TASK GOAL: Copy out each line below exactly as it appears.

DATASET CONTENT:
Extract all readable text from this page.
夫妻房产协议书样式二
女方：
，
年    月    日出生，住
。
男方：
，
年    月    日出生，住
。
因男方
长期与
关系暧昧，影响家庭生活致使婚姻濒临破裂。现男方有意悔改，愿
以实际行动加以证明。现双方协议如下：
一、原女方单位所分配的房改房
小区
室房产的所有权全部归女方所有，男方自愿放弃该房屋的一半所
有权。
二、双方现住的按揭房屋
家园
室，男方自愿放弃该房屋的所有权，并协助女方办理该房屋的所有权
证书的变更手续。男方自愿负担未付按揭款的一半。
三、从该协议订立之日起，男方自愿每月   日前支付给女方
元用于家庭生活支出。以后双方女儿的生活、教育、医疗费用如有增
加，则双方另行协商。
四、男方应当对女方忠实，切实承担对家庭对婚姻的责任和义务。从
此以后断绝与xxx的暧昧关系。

OUTPUT OF THE TASK:
Extract all readable text from this page.
夫妻房产协议书样式二
女方：
，
年    月    日出生，住
。
男方：
，
年    月    日出生，住
。
因男方
长期与
关系暧昧，影响家庭生活致使婚姻濒临破裂。现男方有意悔改，愿
以实际行动加以证明。现双方协议如下：
一、原女方单位所分配的房改房
小区
室房产的所有权全部归女方所有，男方自愿放弃该房屋的一半所
有权。
二、双方现住的按揭房屋
家园
室，男方自愿放弃该房屋的所有权，并协助女方办理该房屋的所有权
证书的变更手续。男方自愿负担未付按揭款的一半。
三、从该协议订立之日起，男方自愿每月   日前支付给女方
元用于家庭生活支出。以后双方女儿的生活、教育、医疗费用如有增
加，则双方另行协商。
四、男方应当对女方忠实，切实承担对家庭对婚姻的责任和义务。从
此以后断绝与xxx的暧昧关系。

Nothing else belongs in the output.